* **Source passage**
Sentinel lymph node biopsy (SLNB) has classically been performed for regional disease control and to hopefully prevent disease metastasis; however, according to this expert, there has not been any good evidence to support this practice.
"This changing role of SLNB has been going on for about ten years now, and the procedure is still trying to find its perfect niche in the quickly evolving and dynamic field of melanoma therapy and management,” says John Zitelli, M.D (©Nasekome/Shutterstock.com)
John Zitelli, M.D.
Sentinel lymph node biopsy (SLNB) has classically been performed for regional disease control and to hopefully prevent disease metastasis; however, according to one expert, there has not been any good evidence to support this practice. As such, it is important for clinicians to focus on the evidence when planning the treatment and management of their advanced melanoma patients.
“Over the last decade or so, the role of SLNB has been changing, and there is no real consensus as to when to perform the procedure because it is a very rapidly changing field. The touted usefulness in survival benefit or prognosis of SLNB simply cannot be backed up by the available data, essentially rendering the appropriate use of SLNB in therapeutic limbo,” said John Zitelli, M.D., clinical associate professor, departments of dermatology & otolaryngology, University of Pittsburgh Medical Center, Pittsburgh, Penn., who spoke at the Orlando Dermatology and Aesthetic Conference.

* **Data to examine**

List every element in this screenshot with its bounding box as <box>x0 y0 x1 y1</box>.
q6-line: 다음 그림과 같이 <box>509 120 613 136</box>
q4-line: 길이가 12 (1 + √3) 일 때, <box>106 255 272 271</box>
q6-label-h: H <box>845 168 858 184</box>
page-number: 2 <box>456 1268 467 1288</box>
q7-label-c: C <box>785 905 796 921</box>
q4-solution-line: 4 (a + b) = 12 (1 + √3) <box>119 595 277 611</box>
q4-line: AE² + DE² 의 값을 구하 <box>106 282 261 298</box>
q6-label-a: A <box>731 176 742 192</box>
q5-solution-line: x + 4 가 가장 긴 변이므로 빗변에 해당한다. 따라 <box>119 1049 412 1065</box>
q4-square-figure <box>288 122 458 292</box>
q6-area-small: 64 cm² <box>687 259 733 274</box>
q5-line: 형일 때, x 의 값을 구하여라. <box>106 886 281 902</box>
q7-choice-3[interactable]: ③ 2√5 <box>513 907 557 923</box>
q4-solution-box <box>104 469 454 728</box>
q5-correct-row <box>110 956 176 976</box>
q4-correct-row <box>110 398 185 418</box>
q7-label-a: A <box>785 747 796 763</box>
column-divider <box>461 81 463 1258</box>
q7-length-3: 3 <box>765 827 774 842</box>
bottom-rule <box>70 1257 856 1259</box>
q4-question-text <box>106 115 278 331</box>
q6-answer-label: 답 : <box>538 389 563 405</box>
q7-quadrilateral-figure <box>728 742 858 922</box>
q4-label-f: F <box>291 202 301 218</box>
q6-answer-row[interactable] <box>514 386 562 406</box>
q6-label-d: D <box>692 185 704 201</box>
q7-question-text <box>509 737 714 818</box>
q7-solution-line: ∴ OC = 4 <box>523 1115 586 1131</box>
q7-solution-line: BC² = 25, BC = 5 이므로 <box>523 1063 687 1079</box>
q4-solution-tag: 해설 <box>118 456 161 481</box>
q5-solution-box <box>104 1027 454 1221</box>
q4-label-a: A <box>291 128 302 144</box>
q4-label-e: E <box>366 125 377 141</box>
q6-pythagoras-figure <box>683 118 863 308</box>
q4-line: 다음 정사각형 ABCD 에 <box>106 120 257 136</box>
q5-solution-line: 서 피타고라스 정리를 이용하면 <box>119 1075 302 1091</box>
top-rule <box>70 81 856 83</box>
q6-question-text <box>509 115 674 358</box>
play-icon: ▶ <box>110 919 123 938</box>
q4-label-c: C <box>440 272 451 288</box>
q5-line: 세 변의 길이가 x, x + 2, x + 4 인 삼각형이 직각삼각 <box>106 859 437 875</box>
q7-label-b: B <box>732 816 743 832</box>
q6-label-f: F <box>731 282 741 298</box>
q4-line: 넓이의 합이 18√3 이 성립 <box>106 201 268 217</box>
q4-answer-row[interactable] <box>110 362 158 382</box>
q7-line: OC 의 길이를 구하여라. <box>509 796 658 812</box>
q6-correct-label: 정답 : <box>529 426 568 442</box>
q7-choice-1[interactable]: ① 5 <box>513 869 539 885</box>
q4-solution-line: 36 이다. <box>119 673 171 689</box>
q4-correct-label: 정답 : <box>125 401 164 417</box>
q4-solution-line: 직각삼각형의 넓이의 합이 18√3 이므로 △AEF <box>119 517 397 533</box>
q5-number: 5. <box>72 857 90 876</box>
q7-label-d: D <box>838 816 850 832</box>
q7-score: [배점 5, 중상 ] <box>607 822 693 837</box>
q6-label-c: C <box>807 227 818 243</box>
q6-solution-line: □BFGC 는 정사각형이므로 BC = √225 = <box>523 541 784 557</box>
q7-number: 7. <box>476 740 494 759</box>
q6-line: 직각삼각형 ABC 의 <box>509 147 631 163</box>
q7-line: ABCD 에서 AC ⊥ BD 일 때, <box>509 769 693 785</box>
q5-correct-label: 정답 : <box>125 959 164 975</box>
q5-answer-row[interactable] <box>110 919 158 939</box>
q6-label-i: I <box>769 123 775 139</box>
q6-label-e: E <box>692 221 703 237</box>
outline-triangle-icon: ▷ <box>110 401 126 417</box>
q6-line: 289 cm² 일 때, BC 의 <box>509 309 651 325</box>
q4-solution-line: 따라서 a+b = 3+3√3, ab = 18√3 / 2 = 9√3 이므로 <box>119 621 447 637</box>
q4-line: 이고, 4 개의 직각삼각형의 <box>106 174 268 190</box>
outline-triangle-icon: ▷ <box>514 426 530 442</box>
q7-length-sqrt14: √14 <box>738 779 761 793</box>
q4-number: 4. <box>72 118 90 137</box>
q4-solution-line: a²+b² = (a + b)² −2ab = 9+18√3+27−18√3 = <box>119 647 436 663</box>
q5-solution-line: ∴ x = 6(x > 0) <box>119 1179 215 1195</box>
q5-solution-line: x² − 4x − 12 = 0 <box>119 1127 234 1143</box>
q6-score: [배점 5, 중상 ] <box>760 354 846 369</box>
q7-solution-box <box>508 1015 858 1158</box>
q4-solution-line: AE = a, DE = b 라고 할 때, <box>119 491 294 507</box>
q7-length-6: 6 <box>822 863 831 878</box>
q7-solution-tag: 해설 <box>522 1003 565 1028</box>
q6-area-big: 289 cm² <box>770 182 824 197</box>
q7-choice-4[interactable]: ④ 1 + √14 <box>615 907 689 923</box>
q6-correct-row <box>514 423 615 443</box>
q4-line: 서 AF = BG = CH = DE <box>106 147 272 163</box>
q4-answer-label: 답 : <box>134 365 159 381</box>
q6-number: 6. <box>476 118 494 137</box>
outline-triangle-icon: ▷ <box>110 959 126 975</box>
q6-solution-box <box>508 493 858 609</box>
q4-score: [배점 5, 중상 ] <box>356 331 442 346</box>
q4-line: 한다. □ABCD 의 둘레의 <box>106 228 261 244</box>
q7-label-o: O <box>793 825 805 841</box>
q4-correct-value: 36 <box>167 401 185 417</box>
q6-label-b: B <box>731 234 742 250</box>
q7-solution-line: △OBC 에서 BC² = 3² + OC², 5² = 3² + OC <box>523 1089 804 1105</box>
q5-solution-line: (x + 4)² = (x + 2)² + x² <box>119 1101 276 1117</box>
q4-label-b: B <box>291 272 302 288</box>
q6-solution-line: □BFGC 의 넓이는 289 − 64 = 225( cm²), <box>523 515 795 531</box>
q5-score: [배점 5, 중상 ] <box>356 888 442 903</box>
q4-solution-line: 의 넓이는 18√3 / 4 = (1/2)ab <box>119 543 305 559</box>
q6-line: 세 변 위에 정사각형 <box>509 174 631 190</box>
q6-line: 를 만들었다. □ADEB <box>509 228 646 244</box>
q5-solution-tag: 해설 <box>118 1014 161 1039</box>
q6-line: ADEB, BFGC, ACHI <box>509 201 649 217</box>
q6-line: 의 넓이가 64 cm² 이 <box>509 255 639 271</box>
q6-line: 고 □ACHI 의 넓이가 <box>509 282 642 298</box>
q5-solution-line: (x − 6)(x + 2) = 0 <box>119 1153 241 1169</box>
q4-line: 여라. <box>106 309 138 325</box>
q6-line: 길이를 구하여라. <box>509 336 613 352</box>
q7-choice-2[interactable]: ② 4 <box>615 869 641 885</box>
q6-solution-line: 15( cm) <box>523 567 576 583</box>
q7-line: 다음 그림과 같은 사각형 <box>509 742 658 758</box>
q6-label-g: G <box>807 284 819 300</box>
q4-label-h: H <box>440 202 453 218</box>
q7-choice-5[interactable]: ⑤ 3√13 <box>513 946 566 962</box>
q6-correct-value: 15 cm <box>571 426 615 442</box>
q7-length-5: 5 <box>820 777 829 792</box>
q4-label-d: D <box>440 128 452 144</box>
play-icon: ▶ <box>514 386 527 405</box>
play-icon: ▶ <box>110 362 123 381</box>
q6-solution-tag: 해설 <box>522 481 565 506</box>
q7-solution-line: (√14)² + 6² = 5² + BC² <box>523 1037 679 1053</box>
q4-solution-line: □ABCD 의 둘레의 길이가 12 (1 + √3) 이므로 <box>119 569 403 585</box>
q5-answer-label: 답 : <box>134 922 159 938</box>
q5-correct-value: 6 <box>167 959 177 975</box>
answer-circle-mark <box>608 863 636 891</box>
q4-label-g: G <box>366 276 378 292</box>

* **What you will do**
Carry on the article about sentinel lymph node biopsy in melanoma, picking up right after its last sentence.

* **Task output**
According to Dr. Zitelli, the theory that SLNB would provide a survival benefit was debunked with the MSLT-1 research study1 recently published in the New England Journal of Medicine, and the idea that the procedure was to be considered as the most accurate prognostic test was also shown to be untrue. There usually is no need to do a SLNB, Dr. Zitelli said. The Breslow thickness, as well as all of the presenting clinical pathological morphologic features, such as ulceration of the tumor, is a wealth of information that the clinician can use to contemplate appropriate further treatment and management of the patient. Many clinicians still prefer to perform SLNB, Dr. Zitelli said, reasoning that waiting until the tumor is palpable would likely be synonymous with greater complications.
“The premise is off, because if you’re performing SLNB on a lot of people and the complication rate is low but the number of patients who are getting the procedure is high, the long-term complication rate in a group of people who you manage with SLNB actually have more complications than the smaller group of patients who have a complete node dissection from palpable disease,” Dr. Zitelli said.
Controversy revolving around the role of SLNB and its true usefulness in melanoma therapy and management continues today. The current contemporary wisdom is that SLNB should be performed because the results could help determine which patients would be more amenable to adjuvant therapy.
According to Dr. Zitelli, there still isn’t any good evidence supporting the use of adjuvant therapies in patients with stage IIIA disease. However, there is some emerging evidence indicating the usefulness of SLNB in patients with an ulcerated primary melanoma tumor where those patients with a positive SLNB would possibly benefit from targeted adjuvant therapy.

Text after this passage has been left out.